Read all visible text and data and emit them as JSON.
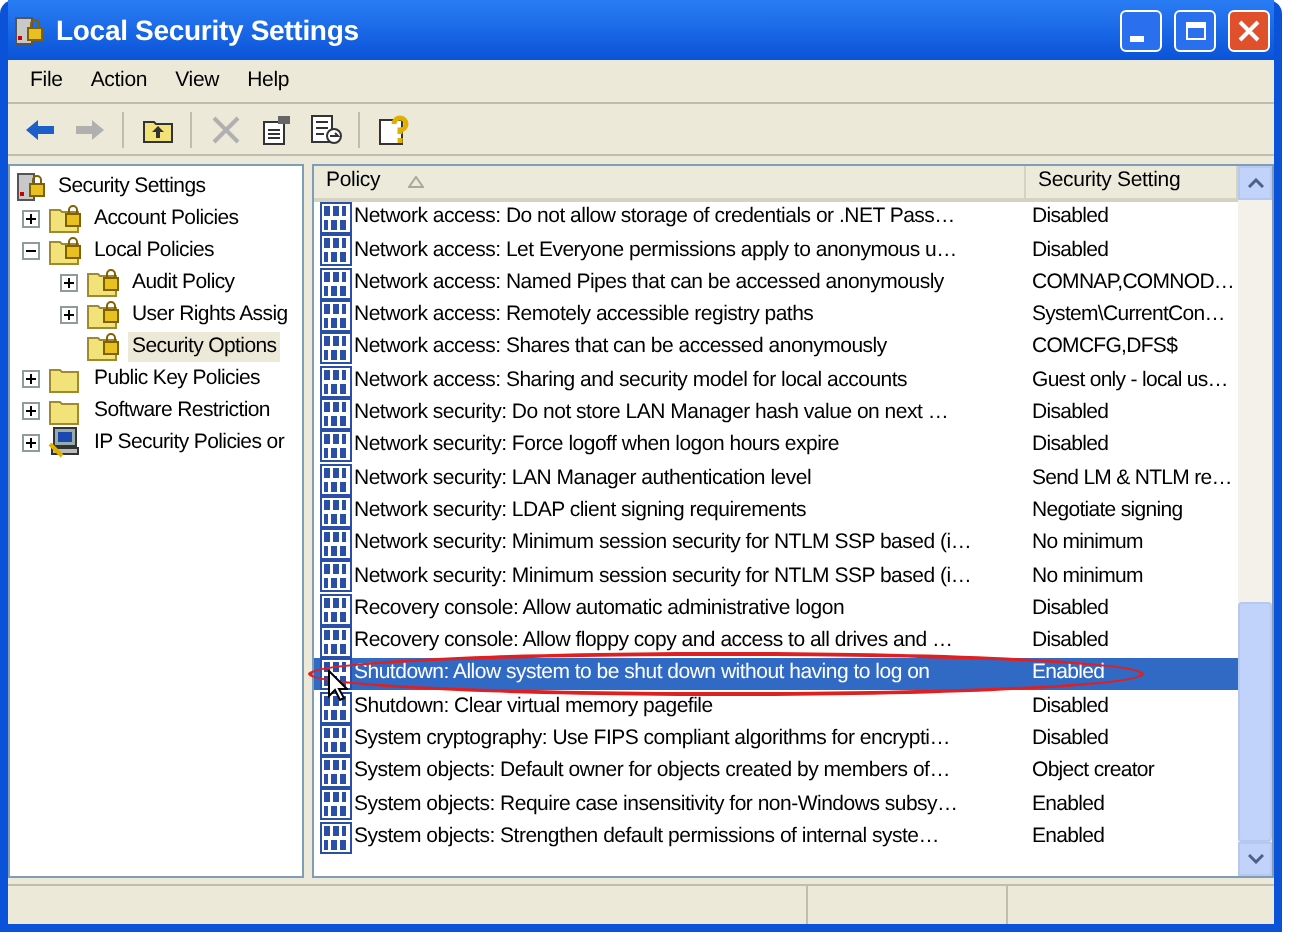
{
  "window": {
    "title": "Local Security Settings"
  },
  "menu": [
    "File",
    "Action",
    "View",
    "Help"
  ],
  "toolbar": [
    {
      "kind": "back",
      "disabled": false
    },
    {
      "kind": "forward",
      "disabled": true
    },
    {
      "kind": "up",
      "disabled": false
    },
    {
      "kind": "delete",
      "disabled": true
    },
    {
      "kind": "properties",
      "disabled": false
    },
    {
      "kind": "export",
      "disabled": false
    },
    {
      "kind": "help",
      "disabled": false
    }
  ],
  "tree": [
    {
      "label": "Security Settings",
      "kind": "root",
      "selected": false,
      "children": [
        {
          "label": "Account Policies",
          "kind": "locked_folder",
          "expanded": false,
          "selected": false
        },
        {
          "label": "Local Policies",
          "kind": "locked_folder",
          "expanded": true,
          "selected": false,
          "children": [
            {
              "label": "Audit Policy",
              "kind": "locked_folder",
              "expanded": false,
              "selected": false
            },
            {
              "label": "User Rights Assig",
              "kind": "locked_folder",
              "expanded": false,
              "selected": false
            },
            {
              "label": "Security Options",
              "kind": "locked_folder",
              "selected": true
            }
          ]
        },
        {
          "label": "Public Key Policies",
          "kind": "folder",
          "expanded": false,
          "selected": false
        },
        {
          "label": "Software Restriction",
          "kind": "folder",
          "expanded": false,
          "selected": false
        },
        {
          "label": "IP Security Policies or",
          "kind": "ip_security",
          "expanded": false,
          "selected": false
        }
      ]
    }
  ],
  "table": {
    "columns": [
      "Policy",
      "Security Setting"
    ],
    "rows": [
      {
        "policy": "Network access: Do not allow storage of credentials or .NET Pass…",
        "setting": "Disabled",
        "selected": false
      },
      {
        "policy": "Network access: Let Everyone permissions apply to anonymous u…",
        "setting": "Disabled",
        "selected": false
      },
      {
        "policy": "Network access: Named Pipes that can be accessed anonymously",
        "setting": "COMNAP,COMNOD…",
        "selected": false
      },
      {
        "policy": "Network access: Remotely accessible registry paths",
        "setting": "System\\CurrentCon…",
        "selected": false
      },
      {
        "policy": "Network access: Shares that can be accessed anonymously",
        "setting": "COMCFG,DFS$",
        "selected": false
      },
      {
        "policy": "Network access: Sharing and security model for local accounts",
        "setting": "Guest only - local us…",
        "selected": false
      },
      {
        "policy": "Network security: Do not store LAN Manager hash value on next …",
        "setting": "Disabled",
        "selected": false
      },
      {
        "policy": "Network security: Force logoff when logon hours expire",
        "setting": "Disabled",
        "selected": false
      },
      {
        "policy": "Network security: LAN Manager authentication level",
        "setting": "Send LM & NTLM re…",
        "selected": false
      },
      {
        "policy": "Network security: LDAP client signing requirements",
        "setting": "Negotiate signing",
        "selected": false
      },
      {
        "policy": "Network security: Minimum session security for NTLM SSP based (i…",
        "setting": "No minimum",
        "selected": false
      },
      {
        "policy": "Network security: Minimum session security for NTLM SSP based (i…",
        "setting": "No minimum",
        "selected": false
      },
      {
        "policy": "Recovery console: Allow automatic administrative logon",
        "setting": "Disabled",
        "selected": false
      },
      {
        "policy": "Recovery console: Allow floppy copy and access to all drives and …",
        "setting": "Disabled",
        "selected": false
      },
      {
        "policy": "Shutdown: Allow system to be shut down without having to log on",
        "setting": "Enabled",
        "selected": true
      },
      {
        "policy": "Shutdown: Clear virtual memory pagefile",
        "setting": "Disabled",
        "selected": false
      },
      {
        "policy": "System cryptography: Use FIPS compliant algorithms for encrypti…",
        "setting": "Disabled",
        "selected": false
      },
      {
        "policy": "System objects: Default owner for objects created by members of…",
        "setting": "Object creator",
        "selected": false
      },
      {
        "policy": "System objects: Require case insensitivity for non-Windows subsy…",
        "setting": "Enabled",
        "selected": false
      },
      {
        "policy": "System objects: Strengthen default permissions of internal syste…",
        "setting": "Enabled",
        "selected": false
      }
    ]
  }
}
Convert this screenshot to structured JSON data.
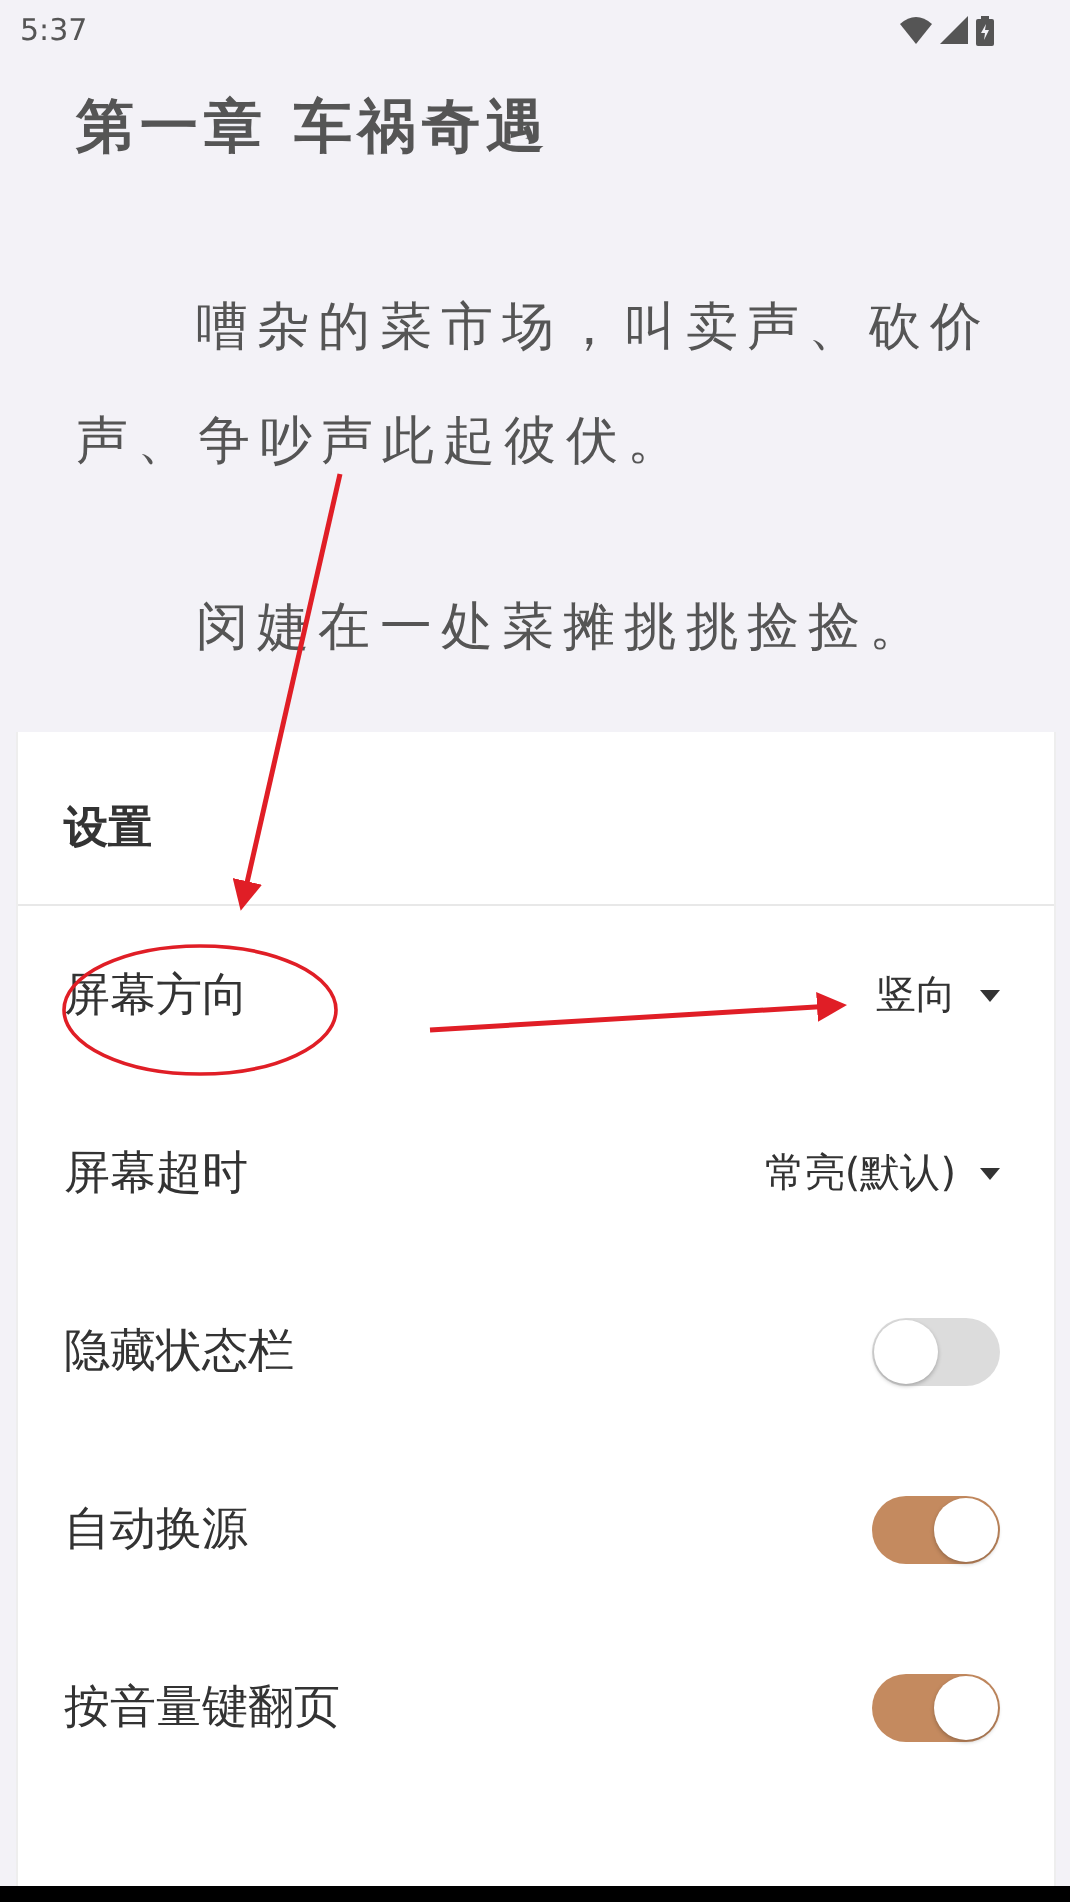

○ ○ ○ ○ ○ ○ ○

INSTRUCTION:
From the material above, reproduce everything verbatim except the pictures.

FULL RESPONSE:
Read all visible text and data and emit them as JSON.
{
  "window": {
    "title": "Local Security Settings"
  },
  "menu": [
    "File",
    "Action",
    "View",
    "Help"
  ],
  "toolbar": [
    {
      "kind": "back",
      "disabled": false
    },
    {
      "kind": "forward",
      "disabled": true
    },
    {
      "kind": "up",
      "disabled": false
    },
    {
      "kind": "delete",
      "disabled": true
    },
    {
      "kind": "properties",
      "disabled": false
    },
    {
      "kind": "export",
      "disabled": false
    },
    {
      "kind": "help",
      "disabled": false
    }
  ],
  "tree": [
    {
      "label": "Security Settings",
      "kind": "root",
      "selected": false,
      "children": [
        {
          "label": "Account Policies",
          "kind": "locked_folder",
          "expanded": false,
          "selected": false
        },
        {
          "label": "Local Policies",
          "kind": "locked_folder",
          "expanded": true,
          "selected": false,
          "children": [
            {
              "label": "Audit Policy",
              "kind": "locked_folder",
              "expanded": false,
              "selected": false
            },
            {
              "label": "User Rights Assig",
              "kind": "locked_folder",
              "expanded": false,
              "selected": false
            },
            {
              "label": "Security Options",
              "kind": "locked_folder",
              "selected": true
            }
          ]
        },
        {
          "label": "Public Key Policies",
          "kind": "folder",
          "expanded": false,
          "selected": false
        },
        {
          "label": "Software Restriction",
          "kind": "folder",
          "expanded": false,
          "selected": false
        },
        {
          "label": "IP Security Policies or",
          "kind": "ip_security",
          "expanded": false,
          "selected": false
        }
      ]
    }
  ],
  "table": {
    "columns": [
      "Policy",
      "Security Setting"
    ],
    "rows": [
      {
        "policy": "Network access: Do not allow storage of credentials or .NET Pass…",
        "setting": "Disabled",
        "selected": false
      },
      {
        "policy": "Network access: Let Everyone permissions apply to anonymous u…",
        "setting": "Disabled",
        "selected": false
      },
      {
        "policy": "Network access: Named Pipes that can be accessed anonymously",
        "setting": "COMNAP,COMNOD…",
        "selected": false
      },
      {
        "policy": "Network access: Remotely accessible registry paths",
        "setting": "System\\CurrentCon…",
        "selected": false
      },
      {
        "policy": "Network access: Shares that can be accessed anonymously",
        "setting": "COMCFG,DFS$",
        "selected": false
      },
      {
        "policy": "Network access: Sharing and security model for local accounts",
        "setting": "Guest only - local us…",
        "selected": false
      },
      {
        "policy": "Network security: Do not store LAN Manager hash value on next …",
        "setting": "Disabled",
        "selected": false
      },
      {
        "policy": "Network security: Force logoff when logon hours expire",
        "setting": "Disabled",
        "selected": false
      },
      {
        "policy": "Network security: LAN Manager authentication level",
        "setting": "Send LM & NTLM re…",
        "selected": false
      },
      {
        "policy": "Network security: LDAP client signing requirements",
        "setting": "Negotiate signing",
        "selected": false
      },
      {
        "policy": "Network security: Minimum session security for NTLM SSP based (i…",
        "setting": "No minimum",
        "selected": false
      },
      {
        "policy": "Network security: Minimum session security for NTLM SSP based (i…",
        "setting": "No minimum",
        "selected": false
      },
      {
        "policy": "Recovery console: Allow automatic administrative logon",
        "setting": "Disabled",
        "selected": false
      },
      {
        "policy": "Recovery console: Allow floppy copy and access to all drives and …",
        "setting": "Disabled",
        "selected": false
      },
      {
        "policy": "Shutdown: Allow system to be shut down without having to log on",
        "setting": "Enabled",
        "selected": true
      },
      {
        "policy": "Shutdown: Clear virtual memory pagefile",
        "setting": "Disabled",
        "selected": false
      },
      {
        "policy": "System cryptography: Use FIPS compliant algorithms for encrypti…",
        "setting": "Disabled",
        "selected": false
      },
      {
        "policy": "System objects: Default owner for objects created by members of…",
        "setting": "Object creator",
        "selected": false
      },
      {
        "policy": "System objects: Require case insensitivity for non-Windows subsy…",
        "setting": "Enabled",
        "selected": false
      },
      {
        "policy": "System objects: Strengthen default permissions of internal syste…",
        "setting": "Enabled",
        "selected": false
      }
    ]
  }
}
Convert this screenshot to structured JSON data.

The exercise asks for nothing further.